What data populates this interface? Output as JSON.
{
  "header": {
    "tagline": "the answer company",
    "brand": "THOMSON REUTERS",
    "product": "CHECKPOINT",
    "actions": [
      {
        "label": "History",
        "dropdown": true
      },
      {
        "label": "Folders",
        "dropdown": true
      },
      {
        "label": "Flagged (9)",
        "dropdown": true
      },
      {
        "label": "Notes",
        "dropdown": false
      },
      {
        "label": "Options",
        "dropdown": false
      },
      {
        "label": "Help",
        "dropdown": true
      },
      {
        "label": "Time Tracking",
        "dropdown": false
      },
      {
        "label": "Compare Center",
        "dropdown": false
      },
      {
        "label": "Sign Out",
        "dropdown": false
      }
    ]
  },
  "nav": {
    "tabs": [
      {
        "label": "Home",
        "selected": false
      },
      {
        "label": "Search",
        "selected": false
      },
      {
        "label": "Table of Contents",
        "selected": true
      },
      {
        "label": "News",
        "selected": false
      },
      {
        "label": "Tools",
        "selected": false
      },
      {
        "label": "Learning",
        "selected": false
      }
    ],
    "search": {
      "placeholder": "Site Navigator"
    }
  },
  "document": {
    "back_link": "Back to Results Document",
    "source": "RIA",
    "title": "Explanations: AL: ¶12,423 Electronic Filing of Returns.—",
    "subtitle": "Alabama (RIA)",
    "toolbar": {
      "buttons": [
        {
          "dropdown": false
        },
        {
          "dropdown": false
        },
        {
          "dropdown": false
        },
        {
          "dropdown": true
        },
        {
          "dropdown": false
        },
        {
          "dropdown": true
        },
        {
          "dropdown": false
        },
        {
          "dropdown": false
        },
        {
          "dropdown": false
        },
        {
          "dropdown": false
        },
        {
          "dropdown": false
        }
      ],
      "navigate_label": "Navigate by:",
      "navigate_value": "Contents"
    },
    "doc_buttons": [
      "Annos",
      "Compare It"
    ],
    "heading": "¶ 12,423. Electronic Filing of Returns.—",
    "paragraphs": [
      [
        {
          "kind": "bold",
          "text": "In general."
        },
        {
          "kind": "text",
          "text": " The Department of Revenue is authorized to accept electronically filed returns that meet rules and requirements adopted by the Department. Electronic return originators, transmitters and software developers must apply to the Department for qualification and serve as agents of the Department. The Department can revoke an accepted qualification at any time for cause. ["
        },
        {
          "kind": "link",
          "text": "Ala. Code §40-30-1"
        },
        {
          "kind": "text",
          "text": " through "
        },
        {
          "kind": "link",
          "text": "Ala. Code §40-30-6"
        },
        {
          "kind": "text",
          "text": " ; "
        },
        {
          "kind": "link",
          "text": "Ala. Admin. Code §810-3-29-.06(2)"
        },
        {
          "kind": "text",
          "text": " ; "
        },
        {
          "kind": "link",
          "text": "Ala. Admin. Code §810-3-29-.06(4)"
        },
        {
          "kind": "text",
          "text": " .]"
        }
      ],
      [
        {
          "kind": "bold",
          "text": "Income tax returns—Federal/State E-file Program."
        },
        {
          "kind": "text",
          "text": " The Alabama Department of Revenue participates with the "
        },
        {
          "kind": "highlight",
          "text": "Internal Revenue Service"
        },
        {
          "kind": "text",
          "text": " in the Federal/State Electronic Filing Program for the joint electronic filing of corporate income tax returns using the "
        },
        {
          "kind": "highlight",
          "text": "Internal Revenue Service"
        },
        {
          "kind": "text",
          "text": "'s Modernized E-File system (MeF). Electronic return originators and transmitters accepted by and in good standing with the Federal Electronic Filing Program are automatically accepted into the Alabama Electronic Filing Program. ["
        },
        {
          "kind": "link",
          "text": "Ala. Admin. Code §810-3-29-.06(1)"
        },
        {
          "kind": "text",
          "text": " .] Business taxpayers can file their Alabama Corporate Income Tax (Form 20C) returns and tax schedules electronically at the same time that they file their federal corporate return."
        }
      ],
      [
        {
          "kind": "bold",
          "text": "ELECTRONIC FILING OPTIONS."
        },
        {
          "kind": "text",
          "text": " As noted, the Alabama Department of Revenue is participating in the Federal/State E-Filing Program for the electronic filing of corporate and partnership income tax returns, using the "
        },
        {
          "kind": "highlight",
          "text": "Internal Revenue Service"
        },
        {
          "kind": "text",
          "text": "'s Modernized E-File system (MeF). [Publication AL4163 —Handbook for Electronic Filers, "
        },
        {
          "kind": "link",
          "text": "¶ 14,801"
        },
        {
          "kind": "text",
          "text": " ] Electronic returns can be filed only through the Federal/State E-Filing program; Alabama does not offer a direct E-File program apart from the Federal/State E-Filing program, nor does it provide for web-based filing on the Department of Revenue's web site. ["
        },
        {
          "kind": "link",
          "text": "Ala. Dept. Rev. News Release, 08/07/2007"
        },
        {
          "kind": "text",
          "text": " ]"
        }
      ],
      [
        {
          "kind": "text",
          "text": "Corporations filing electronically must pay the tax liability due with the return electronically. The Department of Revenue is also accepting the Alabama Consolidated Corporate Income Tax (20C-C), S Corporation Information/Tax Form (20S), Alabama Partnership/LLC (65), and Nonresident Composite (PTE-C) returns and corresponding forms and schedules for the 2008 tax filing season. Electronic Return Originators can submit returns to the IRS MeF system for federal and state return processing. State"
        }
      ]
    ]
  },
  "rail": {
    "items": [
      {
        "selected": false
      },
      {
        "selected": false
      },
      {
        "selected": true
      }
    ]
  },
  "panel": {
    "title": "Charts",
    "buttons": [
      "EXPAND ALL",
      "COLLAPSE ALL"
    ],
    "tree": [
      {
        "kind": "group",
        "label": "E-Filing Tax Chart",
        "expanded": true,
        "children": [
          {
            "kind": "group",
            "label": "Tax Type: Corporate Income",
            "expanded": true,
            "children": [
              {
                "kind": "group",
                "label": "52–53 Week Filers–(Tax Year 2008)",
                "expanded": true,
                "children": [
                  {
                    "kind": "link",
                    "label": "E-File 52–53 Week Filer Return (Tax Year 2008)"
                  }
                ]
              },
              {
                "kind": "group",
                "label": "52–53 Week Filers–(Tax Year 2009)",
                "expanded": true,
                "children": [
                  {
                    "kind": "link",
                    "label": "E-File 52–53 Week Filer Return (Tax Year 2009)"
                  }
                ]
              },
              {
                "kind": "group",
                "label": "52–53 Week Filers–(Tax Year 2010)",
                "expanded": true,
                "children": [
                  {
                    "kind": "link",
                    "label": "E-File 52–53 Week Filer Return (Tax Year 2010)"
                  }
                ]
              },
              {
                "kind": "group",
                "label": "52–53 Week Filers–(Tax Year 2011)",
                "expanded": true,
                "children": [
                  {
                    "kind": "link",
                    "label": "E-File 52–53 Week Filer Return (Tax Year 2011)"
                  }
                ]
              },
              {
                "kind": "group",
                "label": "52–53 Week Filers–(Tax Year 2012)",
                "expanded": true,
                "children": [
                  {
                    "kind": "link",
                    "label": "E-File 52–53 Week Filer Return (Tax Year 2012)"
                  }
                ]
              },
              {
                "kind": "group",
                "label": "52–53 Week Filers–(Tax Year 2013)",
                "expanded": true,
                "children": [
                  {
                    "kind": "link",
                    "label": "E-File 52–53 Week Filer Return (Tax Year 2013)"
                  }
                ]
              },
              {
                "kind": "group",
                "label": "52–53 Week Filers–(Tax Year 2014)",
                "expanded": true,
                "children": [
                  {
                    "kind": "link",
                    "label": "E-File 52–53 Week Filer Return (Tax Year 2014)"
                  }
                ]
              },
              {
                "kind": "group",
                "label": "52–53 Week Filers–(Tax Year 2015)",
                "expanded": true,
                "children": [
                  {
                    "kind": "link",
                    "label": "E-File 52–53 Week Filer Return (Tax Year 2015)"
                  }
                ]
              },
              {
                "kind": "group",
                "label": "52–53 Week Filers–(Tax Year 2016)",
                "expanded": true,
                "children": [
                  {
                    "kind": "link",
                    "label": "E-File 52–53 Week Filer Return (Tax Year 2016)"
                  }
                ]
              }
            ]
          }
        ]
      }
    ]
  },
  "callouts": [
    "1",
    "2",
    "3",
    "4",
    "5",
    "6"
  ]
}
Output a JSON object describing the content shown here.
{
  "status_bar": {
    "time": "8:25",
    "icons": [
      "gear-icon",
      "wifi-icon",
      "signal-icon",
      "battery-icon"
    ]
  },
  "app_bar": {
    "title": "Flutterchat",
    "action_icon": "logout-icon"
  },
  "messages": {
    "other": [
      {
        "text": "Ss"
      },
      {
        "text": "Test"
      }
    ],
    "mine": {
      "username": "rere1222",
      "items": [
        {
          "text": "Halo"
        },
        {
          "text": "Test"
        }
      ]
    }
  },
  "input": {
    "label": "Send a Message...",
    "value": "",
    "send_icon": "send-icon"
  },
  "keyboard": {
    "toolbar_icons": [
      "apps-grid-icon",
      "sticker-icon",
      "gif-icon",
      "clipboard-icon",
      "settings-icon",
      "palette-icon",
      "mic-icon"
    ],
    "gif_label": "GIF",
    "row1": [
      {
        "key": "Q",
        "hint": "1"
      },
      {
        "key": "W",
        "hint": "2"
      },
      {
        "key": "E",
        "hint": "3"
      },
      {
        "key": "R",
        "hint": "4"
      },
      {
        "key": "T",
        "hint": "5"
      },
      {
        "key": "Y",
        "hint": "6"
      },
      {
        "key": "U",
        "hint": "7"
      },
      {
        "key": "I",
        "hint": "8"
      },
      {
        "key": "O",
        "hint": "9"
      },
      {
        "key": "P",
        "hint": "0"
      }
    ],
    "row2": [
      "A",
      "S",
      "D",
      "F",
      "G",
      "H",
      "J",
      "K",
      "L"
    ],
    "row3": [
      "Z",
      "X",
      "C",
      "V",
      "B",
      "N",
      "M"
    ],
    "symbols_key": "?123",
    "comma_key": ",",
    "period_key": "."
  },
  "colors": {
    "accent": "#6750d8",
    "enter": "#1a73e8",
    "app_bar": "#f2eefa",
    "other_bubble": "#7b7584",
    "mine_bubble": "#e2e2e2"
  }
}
************
Instructions for the task »
Look through the records and gather each line with the word "Code".

Worked solution »
          "text": "Ala. Code §40-30-1"
          "text": "Ala. Code §40-30-6"
          "text": "Ala. Admin. Code §810-3-29-.06(2)"
          "text": "Ala. Admin. Code §810-3-29-.06(4)"
          "text": "Ala. Admin. Code §810-3-29-.06(1)"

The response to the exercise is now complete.